--- START OF Records shown ---

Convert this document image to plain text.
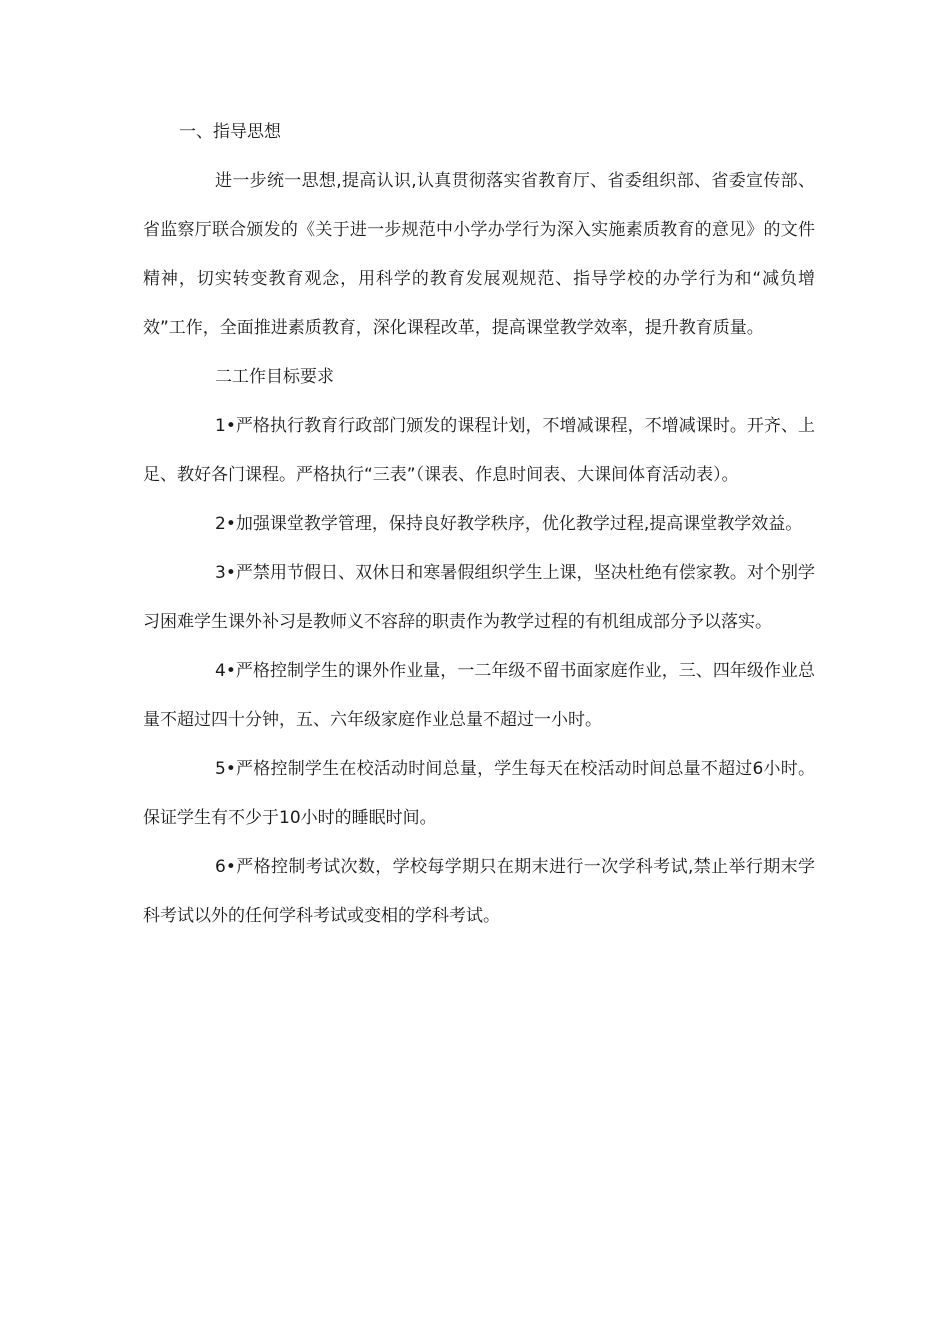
一、指导思想

进一步统一思想,提高认识,认真贯彻落实省教育厅、省委组织部、省委宣传部、省监察厅联合颁发的《关于进一步规范中小学办学行为深入实施素质教育的意见》的文件精神，切实转变教育观念，用科学的教育发展观规范、指导学校的办学行为和“减负增效”工作，全面推进素质教育，深化课程改革，提高课堂教学效率，提升教育质量。

二工作目标要求

1•严格执行教育行政部门颁发的课程计划，不增减课程，不增减课时。开齐、上足、教好各门课程。严格执行“三表”（课表、作息时间表、大课间体育活动表）。

2•加强课堂教学管理，保持良好教学秩序，优化教学过程,提高课堂教学效益。

3•严禁用节假日、双休日和寒暑假组织学生上课，坚决杜绝有偿家教。对个别学习困难学生课外补习是教师义不容辞的职责作为教学过程的有机组成部分予以落实。

4•严格控制学生的课外作业量，一二年级不留书面家庭作业，三、四年级作业总量不超过四十分钟，五、六年级家庭作业总量不超过一小时。

5•严格控制学生在校活动时间总量，学生每天在校活动时间总量不超过6小时。保证学生有不少于10小时的睡眠时间。

6•严格控制考试次数，学校每学期只在期末进行一次学科考试,禁止举行期末学科考试以外的任何学科考试或变相的学科考试。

--- END OF Records shown ---

▶ Given request
Retype everything in the material word for word, minus pictures.

▶ Result
Convert this document image to plain text.
一、指导思想

进一步统一思想,提高认识,认真贯彻落实省教育厅、省委组织部、省委宣传部、省监察厅联合颁发的《关于进一步规范中小学办学行为深入实施素质教育的意见》的文件精神，切实转变教育观念，用科学的教育发展观规范、指导学校的办学行为和“减负增效”工作，全面推进素质教育，深化课程改革，提高课堂教学效率，提升教育质量。

二工作目标要求

1•严格执行教育行政部门颁发的课程计划，不增减课程，不增减课时。开齐、上足、教好各门课程。严格执行“三表”（课表、作息时间表、大课间体育活动表）。

2•加强课堂教学管理，保持良好教学秩序，优化教学过程,提高课堂教学效益。

3•严禁用节假日、双休日和寒暑假组织学生上课，坚决杜绝有偿家教。对个别学习困难学生课外补习是教师义不容辞的职责作为教学过程的有机组成部分予以落实。

4•严格控制学生的课外作业量，一二年级不留书面家庭作业，三、四年级作业总量不超过四十分钟，五、六年级家庭作业总量不超过一小时。

5•严格控制学生在校活动时间总量，学生每天在校活动时间总量不超过6小时。保证学生有不少于10小时的睡眠时间。

6•严格控制考试次数，学校每学期只在期末进行一次学科考试,禁止举行期末学科考试以外的任何学科考试或变相的学科考试。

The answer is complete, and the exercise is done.